* [DATA FOR THIS TASK]:
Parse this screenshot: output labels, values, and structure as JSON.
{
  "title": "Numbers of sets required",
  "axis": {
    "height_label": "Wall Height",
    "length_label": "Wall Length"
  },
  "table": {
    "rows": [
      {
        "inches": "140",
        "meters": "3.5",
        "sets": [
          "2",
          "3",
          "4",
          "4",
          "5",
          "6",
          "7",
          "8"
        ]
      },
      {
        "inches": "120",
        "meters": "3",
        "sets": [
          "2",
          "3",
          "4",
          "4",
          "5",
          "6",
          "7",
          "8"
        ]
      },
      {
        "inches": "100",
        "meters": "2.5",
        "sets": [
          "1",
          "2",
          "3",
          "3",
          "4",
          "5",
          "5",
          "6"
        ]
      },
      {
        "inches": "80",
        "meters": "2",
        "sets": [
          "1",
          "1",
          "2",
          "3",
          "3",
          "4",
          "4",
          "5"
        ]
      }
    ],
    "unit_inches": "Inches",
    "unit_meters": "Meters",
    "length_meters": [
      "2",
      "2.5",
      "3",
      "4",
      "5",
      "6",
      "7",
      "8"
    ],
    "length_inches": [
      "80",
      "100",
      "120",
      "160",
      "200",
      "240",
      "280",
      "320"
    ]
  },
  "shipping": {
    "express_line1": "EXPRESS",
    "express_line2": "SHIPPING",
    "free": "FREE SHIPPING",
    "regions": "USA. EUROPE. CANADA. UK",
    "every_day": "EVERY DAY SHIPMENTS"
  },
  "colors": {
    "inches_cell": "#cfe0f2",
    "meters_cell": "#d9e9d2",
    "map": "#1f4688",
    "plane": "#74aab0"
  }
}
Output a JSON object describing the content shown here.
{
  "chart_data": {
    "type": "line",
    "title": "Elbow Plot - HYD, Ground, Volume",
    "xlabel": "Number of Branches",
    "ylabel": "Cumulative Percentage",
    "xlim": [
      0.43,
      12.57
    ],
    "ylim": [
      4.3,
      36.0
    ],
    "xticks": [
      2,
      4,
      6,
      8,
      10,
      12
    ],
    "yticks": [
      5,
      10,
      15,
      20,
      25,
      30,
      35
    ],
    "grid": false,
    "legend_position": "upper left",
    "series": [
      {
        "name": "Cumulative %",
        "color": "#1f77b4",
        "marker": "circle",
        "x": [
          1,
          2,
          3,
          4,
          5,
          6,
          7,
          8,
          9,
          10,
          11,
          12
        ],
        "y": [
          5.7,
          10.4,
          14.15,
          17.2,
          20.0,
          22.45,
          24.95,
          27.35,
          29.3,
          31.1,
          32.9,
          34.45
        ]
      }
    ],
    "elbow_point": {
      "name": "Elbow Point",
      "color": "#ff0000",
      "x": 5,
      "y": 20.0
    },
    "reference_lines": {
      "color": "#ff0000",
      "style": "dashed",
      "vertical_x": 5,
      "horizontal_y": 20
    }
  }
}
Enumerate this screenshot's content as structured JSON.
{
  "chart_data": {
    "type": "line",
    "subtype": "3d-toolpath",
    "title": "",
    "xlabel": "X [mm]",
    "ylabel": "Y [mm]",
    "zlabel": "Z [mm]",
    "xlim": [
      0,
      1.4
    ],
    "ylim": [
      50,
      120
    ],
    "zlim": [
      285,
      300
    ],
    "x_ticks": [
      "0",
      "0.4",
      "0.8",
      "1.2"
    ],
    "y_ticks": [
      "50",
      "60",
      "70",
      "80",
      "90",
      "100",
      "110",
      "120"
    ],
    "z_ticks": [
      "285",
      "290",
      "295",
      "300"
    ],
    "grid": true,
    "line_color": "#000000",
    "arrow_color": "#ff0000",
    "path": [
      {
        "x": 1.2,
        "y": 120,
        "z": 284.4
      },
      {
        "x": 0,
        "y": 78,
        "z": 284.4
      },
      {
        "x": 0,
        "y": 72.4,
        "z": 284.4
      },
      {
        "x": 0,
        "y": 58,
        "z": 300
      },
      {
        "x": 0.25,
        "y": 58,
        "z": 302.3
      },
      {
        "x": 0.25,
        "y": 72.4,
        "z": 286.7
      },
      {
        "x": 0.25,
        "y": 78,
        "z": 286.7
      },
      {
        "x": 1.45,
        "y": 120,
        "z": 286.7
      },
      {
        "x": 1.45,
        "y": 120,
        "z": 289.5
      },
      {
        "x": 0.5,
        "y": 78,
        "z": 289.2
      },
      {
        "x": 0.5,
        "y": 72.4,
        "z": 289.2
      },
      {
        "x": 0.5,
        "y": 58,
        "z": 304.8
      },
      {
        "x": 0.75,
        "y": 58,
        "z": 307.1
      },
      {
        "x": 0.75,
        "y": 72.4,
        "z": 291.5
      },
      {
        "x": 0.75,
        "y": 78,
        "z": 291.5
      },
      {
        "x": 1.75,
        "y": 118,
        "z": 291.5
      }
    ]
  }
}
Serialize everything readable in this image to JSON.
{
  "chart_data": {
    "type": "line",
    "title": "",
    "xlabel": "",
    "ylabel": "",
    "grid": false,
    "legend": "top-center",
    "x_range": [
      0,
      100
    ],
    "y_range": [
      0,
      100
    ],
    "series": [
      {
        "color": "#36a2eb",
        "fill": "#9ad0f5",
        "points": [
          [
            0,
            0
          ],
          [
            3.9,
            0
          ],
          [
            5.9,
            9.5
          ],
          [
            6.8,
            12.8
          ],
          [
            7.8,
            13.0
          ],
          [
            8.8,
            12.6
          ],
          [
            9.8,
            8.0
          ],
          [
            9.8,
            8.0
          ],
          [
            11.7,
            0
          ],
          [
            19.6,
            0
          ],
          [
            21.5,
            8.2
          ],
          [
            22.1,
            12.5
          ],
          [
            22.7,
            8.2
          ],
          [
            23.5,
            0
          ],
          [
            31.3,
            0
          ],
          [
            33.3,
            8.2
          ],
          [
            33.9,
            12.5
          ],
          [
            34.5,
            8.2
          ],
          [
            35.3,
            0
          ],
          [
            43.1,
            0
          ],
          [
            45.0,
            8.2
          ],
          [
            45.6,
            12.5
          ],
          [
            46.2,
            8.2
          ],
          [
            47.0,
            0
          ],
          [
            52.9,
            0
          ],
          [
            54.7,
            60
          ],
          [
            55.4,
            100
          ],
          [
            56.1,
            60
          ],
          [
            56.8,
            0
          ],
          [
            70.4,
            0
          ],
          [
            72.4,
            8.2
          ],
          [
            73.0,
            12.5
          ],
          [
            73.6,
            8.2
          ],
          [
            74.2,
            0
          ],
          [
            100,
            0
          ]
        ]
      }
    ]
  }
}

* [WORK TO DO]: Copy all the entries verbatim.

* [COMPLETE ANSWER]:
Parse this screenshot: output labels, values, and structure as JSON.
{
  "title": "Numbers of sets required",
  "axis": {
    "height_label": "Wall Height",
    "length_label": "Wall Length"
  },
  "table": {
    "rows": [
      {
        "inches": "140",
        "meters": "3.5",
        "sets": [
          "2",
          "3",
          "4",
          "4",
          "5",
          "6",
          "7",
          "8"
        ]
      },
      {
        "inches": "120",
        "meters": "3",
        "sets": [
          "2",
          "3",
          "4",
          "4",
          "5",
          "6",
          "7",
          "8"
        ]
      },
      {
        "inches": "100",
        "meters": "2.5",
        "sets": [
          "1",
          "2",
          "3",
          "3",
          "4",
          "5",
          "5",
          "6"
        ]
      },
      {
        "inches": "80",
        "meters": "2",
        "sets": [
          "1",
          "1",
          "2",
          "3",
          "3",
          "4",
          "4",
          "5"
        ]
      }
    ],
    "unit_inches": "Inches",
    "unit_meters": "Meters",
    "length_meters": [
      "2",
      "2.5",
      "3",
      "4",
      "5",
      "6",
      "7",
      "8"
    ],
    "length_inches": [
      "80",
      "100",
      "120",
      "160",
      "200",
      "240",
      "280",
      "320"
    ]
  },
  "shipping": {
    "express_line1": "EXPRESS",
    "express_line2": "SHIPPING",
    "free": "FREE SHIPPING",
    "regions": "USA. EUROPE. CANADA. UK",
    "every_day": "EVERY DAY SHIPMENTS"
  },
  "colors": {
    "inches_cell": "#cfe0f2",
    "meters_cell": "#d9e9d2",
    "map": "#1f4688",
    "plane": "#74aab0"
  }
}
Output a JSON object describing the content shown here.
{
  "chart_data": {
    "type": "line",
    "title": "Elbow Plot - HYD, Ground, Volume",
    "xlabel": "Number of Branches",
    "ylabel": "Cumulative Percentage",
    "xlim": [
      0.43,
      12.57
    ],
    "ylim": [
      4.3,
      36.0
    ],
    "xticks": [
      2,
      4,
      6,
      8,
      10,
      12
    ],
    "yticks": [
      5,
      10,
      15,
      20,
      25,
      30,
      35
    ],
    "grid": false,
    "legend_position": "upper left",
    "series": [
      {
        "name": "Cumulative %",
        "color": "#1f77b4",
        "marker": "circle",
        "x": [
          1,
          2,
          3,
          4,
          5,
          6,
          7,
          8,
          9,
          10,
          11,
          12
        ],
        "y": [
          5.7,
          10.4,
          14.15,
          17.2,
          20.0,
          22.45,
          24.95,
          27.35,
          29.3,
          31.1,
          32.9,
          34.45
        ]
      }
    ],
    "elbow_point": {
      "name": "Elbow Point",
      "color": "#ff0000",
      "x": 5,
      "y": 20.0
    },
    "reference_lines": {
      "color": "#ff0000",
      "style": "dashed",
      "vertical_x": 5,
      "horizontal_y": 20
    }
  }
}
Enumerate this screenshot's content as structured JSON.
{
  "chart_data": {
    "type": "line",
    "subtype": "3d-toolpath",
    "title": "",
    "xlabel": "X [mm]",
    "ylabel": "Y [mm]",
    "zlabel": "Z [mm]",
    "xlim": [
      0,
      1.4
    ],
    "ylim": [
      50,
      120
    ],
    "zlim": [
      285,
      300
    ],
    "x_ticks": [
      "0",
      "0.4",
      "0.8",
      "1.2"
    ],
    "y_ticks": [
      "50",
      "60",
      "70",
      "80",
      "90",
      "100",
      "110",
      "120"
    ],
    "z_ticks": [
      "285",
      "290",
      "295",
      "300"
    ],
    "grid": true,
    "line_color": "#000000",
    "arrow_color": "#ff0000",
    "path": [
      {
        "x": 1.2,
        "y": 120,
        "z": 284.4
      },
      {
        "x": 0,
        "y": 78,
        "z": 284.4
      },
      {
        "x": 0,
        "y": 72.4,
        "z": 284.4
      },
      {
        "x": 0,
        "y": 58,
        "z": 300
      },
      {
        "x": 0.25,
        "y": 58,
        "z": 302.3
      },
      {
        "x": 0.25,
        "y": 72.4,
        "z": 286.7
      },
      {
        "x": 0.25,
        "y": 78,
        "z": 286.7
      },
      {
        "x": 1.45,
        "y": 120,
        "z": 286.7
      },
      {
        "x": 1.45,
        "y": 120,
        "z": 289.5
      },
      {
        "x": 0.5,
        "y": 78,
        "z": 289.2
      },
      {
        "x": 0.5,
        "y": 72.4,
        "z": 289.2
      },
      {
        "x": 0.5,
        "y": 58,
        "z": 304.8
      },
      {
        "x": 0.75,
        "y": 58,
        "z": 307.1
      },
      {
        "x": 0.75,
        "y": 72.4,
        "z": 291.5
      },
      {
        "x": 0.75,
        "y": 78,
        "z": 291.5
      },
      {
        "x": 1.75,
        "y": 118,
        "z": 291.5
      }
    ]
  }
}
Serialize everything readable in this image to JSON.
{
  "chart_data": {
    "type": "line",
    "title": "",
    "xlabel": "",
    "ylabel": "",
    "grid": false,
    "legend": "top-center",
    "x_range": [
      0,
      100
    ],
    "y_range": [
      0,
      100
    ],
    "series": [
      {
        "color": "#36a2eb",
        "fill": "#9ad0f5",
        "points": [
          [
            0,
            0
          ],
          [
            3.9,
            0
          ],
          [
            5.9,
            9.5
          ],
          [
            6.8,
            12.8
          ],
          [
            7.8,
            13.0
          ],
          [
            8.8,
            12.6
          ],
          [
            9.8,
            8.0
          ],
          [
            9.8,
            8.0
          ],
          [
            11.7,
            0
          ],
          [
            19.6,
            0
          ],
          [
            21.5,
            8.2
          ],
          [
            22.1,
            12.5
          ],
          [
            22.7,
            8.2
          ],
          [
            23.5,
            0
          ],
          [
            31.3,
            0
          ],
          [
            33.3,
            8.2
          ],
          [
            33.9,
            12.5
          ],
          [
            34.5,
            8.2
          ],
          [
            35.3,
            0
          ],
          [
            43.1,
            0
          ],
          [
            45.0,
            8.2
          ],
          [
            45.6,
            12.5
          ],
          [
            46.2,
            8.2
          ],
          [
            47.0,
            0
          ],
          [
            52.9,
            0
          ],
          [
            54.7,
            60
          ],
          [
            55.4,
            100
          ],
          [
            56.1,
            60
          ],
          [
            56.8,
            0
          ],
          [
            70.4,
            0
          ],
          [
            72.4,
            8.2
          ],
          [
            73.0,
            12.5
          ],
          [
            73.6,
            8.2
          ],
          [
            74.2,
            0
          ],
          [
            100,
            0
          ]
        ]
      }
    ]
  }
}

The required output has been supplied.